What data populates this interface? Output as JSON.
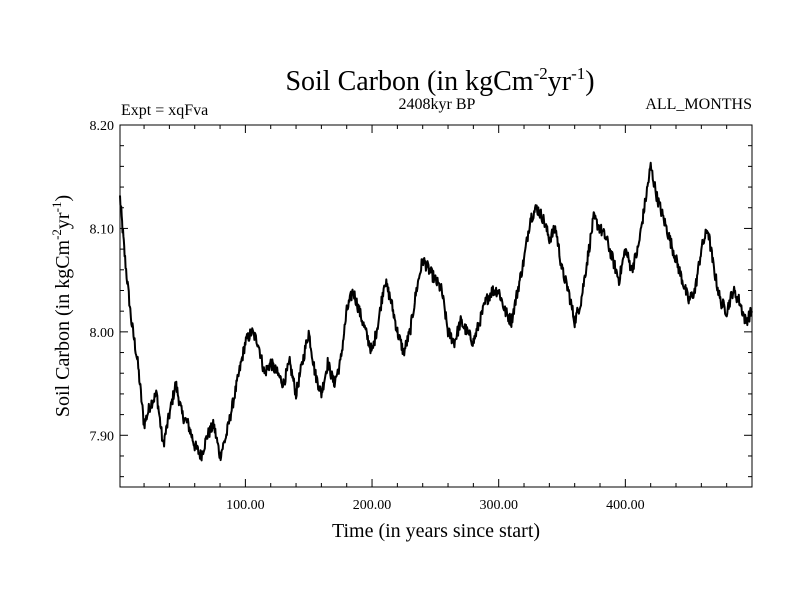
{
  "chart_data": {
    "type": "line",
    "title_main": "Soil Carbon (in kgCm",
    "title_sup1": "-2",
    "title_mid": "yr",
    "title_sup2": "-1",
    "title_end": ")",
    "subtitle_left": "Expt = xqFva",
    "subtitle_center": "2408kyr BP",
    "subtitle_right": "ALL_MONTHS",
    "xlabel": "Time (in years since start)",
    "ylabel_main": "Soil Carbon (in kgCm",
    "ylabel_sup1": "-2",
    "ylabel_mid": "yr",
    "ylabel_sup2": "-1",
    "ylabel_end": ")",
    "xlim": [
      1,
      500
    ],
    "ylim": [
      7.85,
      8.2
    ],
    "xticks": [
      100,
      200,
      300,
      400
    ],
    "xtick_labels": [
      "100.00",
      "200.00",
      "300.00",
      "400.00"
    ],
    "yticks": [
      7.9,
      8.0,
      8.1,
      8.2
    ],
    "ytick_labels": [
      "7.90",
      "8.00",
      "8.10",
      "8.20"
    ],
    "series": [
      {
        "name": "Soil Carbon",
        "color": "#000000",
        "x": [
          1,
          5,
          10,
          15,
          20,
          25,
          30,
          35,
          40,
          45,
          50,
          55,
          60,
          65,
          70,
          75,
          80,
          85,
          90,
          95,
          100,
          105,
          110,
          115,
          120,
          125,
          130,
          135,
          140,
          145,
          150,
          155,
          160,
          165,
          170,
          175,
          180,
          185,
          190,
          195,
          200,
          205,
          210,
          215,
          220,
          225,
          230,
          235,
          240,
          245,
          250,
          255,
          260,
          265,
          270,
          275,
          280,
          285,
          290,
          295,
          300,
          305,
          310,
          315,
          320,
          325,
          330,
          335,
          340,
          345,
          350,
          355,
          360,
          365,
          370,
          375,
          380,
          385,
          390,
          395,
          400,
          405,
          410,
          415,
          420,
          425,
          430,
          435,
          440,
          445,
          450,
          455,
          460,
          465,
          470,
          475,
          480,
          485,
          490,
          495,
          500
        ],
        "values": [
          8.13,
          8.07,
          8.01,
          7.97,
          7.91,
          7.93,
          7.94,
          7.89,
          7.92,
          7.95,
          7.92,
          7.91,
          7.89,
          7.88,
          7.9,
          7.91,
          7.88,
          7.9,
          7.93,
          7.96,
          7.99,
          8.0,
          7.99,
          7.96,
          7.97,
          7.96,
          7.95,
          7.97,
          7.94,
          7.97,
          8.0,
          7.96,
          7.94,
          7.97,
          7.95,
          7.97,
          8.02,
          8.04,
          8.02,
          8.0,
          7.98,
          8.01,
          8.05,
          8.03,
          8.0,
          7.98,
          8.0,
          8.04,
          8.07,
          8.06,
          8.05,
          8.04,
          8.0,
          7.99,
          8.01,
          8.0,
          7.99,
          8.01,
          8.03,
          8.04,
          8.04,
          8.02,
          8.01,
          8.04,
          8.07,
          8.11,
          8.12,
          8.11,
          8.09,
          8.1,
          8.06,
          8.04,
          8.01,
          8.03,
          8.07,
          8.11,
          8.1,
          8.09,
          8.07,
          8.05,
          8.08,
          8.06,
          8.08,
          8.12,
          8.16,
          8.13,
          8.11,
          8.09,
          8.07,
          8.05,
          8.03,
          8.04,
          8.08,
          8.1,
          8.06,
          8.03,
          8.02,
          8.04,
          8.03,
          8.01,
          8.02
        ]
      }
    ]
  }
}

• TASK TO COMPLETE:
Transcribe each entry precisely as given, leaving the pictures out.

• RESPONSE TO THIS EXERCISE:
What data populates this interface? Output as JSON.
{
  "chart_data": {
    "type": "line",
    "title_main": "Soil Carbon (in kgCm",
    "title_sup1": "-2",
    "title_mid": "yr",
    "title_sup2": "-1",
    "title_end": ")",
    "subtitle_left": "Expt = xqFva",
    "subtitle_center": "2408kyr BP",
    "subtitle_right": "ALL_MONTHS",
    "xlabel": "Time (in years since start)",
    "ylabel_main": "Soil Carbon (in kgCm",
    "ylabel_sup1": "-2",
    "ylabel_mid": "yr",
    "ylabel_sup2": "-1",
    "ylabel_end": ")",
    "xlim": [
      1,
      500
    ],
    "ylim": [
      7.85,
      8.2
    ],
    "xticks": [
      100,
      200,
      300,
      400
    ],
    "xtick_labels": [
      "100.00",
      "200.00",
      "300.00",
      "400.00"
    ],
    "yticks": [
      7.9,
      8.0,
      8.1,
      8.2
    ],
    "ytick_labels": [
      "7.90",
      "8.00",
      "8.10",
      "8.20"
    ],
    "series": [
      {
        "name": "Soil Carbon",
        "color": "#000000",
        "x": [
          1,
          5,
          10,
          15,
          20,
          25,
          30,
          35,
          40,
          45,
          50,
          55,
          60,
          65,
          70,
          75,
          80,
          85,
          90,
          95,
          100,
          105,
          110,
          115,
          120,
          125,
          130,
          135,
          140,
          145,
          150,
          155,
          160,
          165,
          170,
          175,
          180,
          185,
          190,
          195,
          200,
          205,
          210,
          215,
          220,
          225,
          230,
          235,
          240,
          245,
          250,
          255,
          260,
          265,
          270,
          275,
          280,
          285,
          290,
          295,
          300,
          305,
          310,
          315,
          320,
          325,
          330,
          335,
          340,
          345,
          350,
          355,
          360,
          365,
          370,
          375,
          380,
          385,
          390,
          395,
          400,
          405,
          410,
          415,
          420,
          425,
          430,
          435,
          440,
          445,
          450,
          455,
          460,
          465,
          470,
          475,
          480,
          485,
          490,
          495,
          500
        ],
        "values": [
          8.13,
          8.07,
          8.01,
          7.97,
          7.91,
          7.93,
          7.94,
          7.89,
          7.92,
          7.95,
          7.92,
          7.91,
          7.89,
          7.88,
          7.9,
          7.91,
          7.88,
          7.9,
          7.93,
          7.96,
          7.99,
          8.0,
          7.99,
          7.96,
          7.97,
          7.96,
          7.95,
          7.97,
          7.94,
          7.97,
          8.0,
          7.96,
          7.94,
          7.97,
          7.95,
          7.97,
          8.02,
          8.04,
          8.02,
          8.0,
          7.98,
          8.01,
          8.05,
          8.03,
          8.0,
          7.98,
          8.0,
          8.04,
          8.07,
          8.06,
          8.05,
          8.04,
          8.0,
          7.99,
          8.01,
          8.0,
          7.99,
          8.01,
          8.03,
          8.04,
          8.04,
          8.02,
          8.01,
          8.04,
          8.07,
          8.11,
          8.12,
          8.11,
          8.09,
          8.1,
          8.06,
          8.04,
          8.01,
          8.03,
          8.07,
          8.11,
          8.1,
          8.09,
          8.07,
          8.05,
          8.08,
          8.06,
          8.08,
          8.12,
          8.16,
          8.13,
          8.11,
          8.09,
          8.07,
          8.05,
          8.03,
          8.04,
          8.08,
          8.1,
          8.06,
          8.03,
          8.02,
          8.04,
          8.03,
          8.01,
          8.02
        ]
      }
    ]
  }
}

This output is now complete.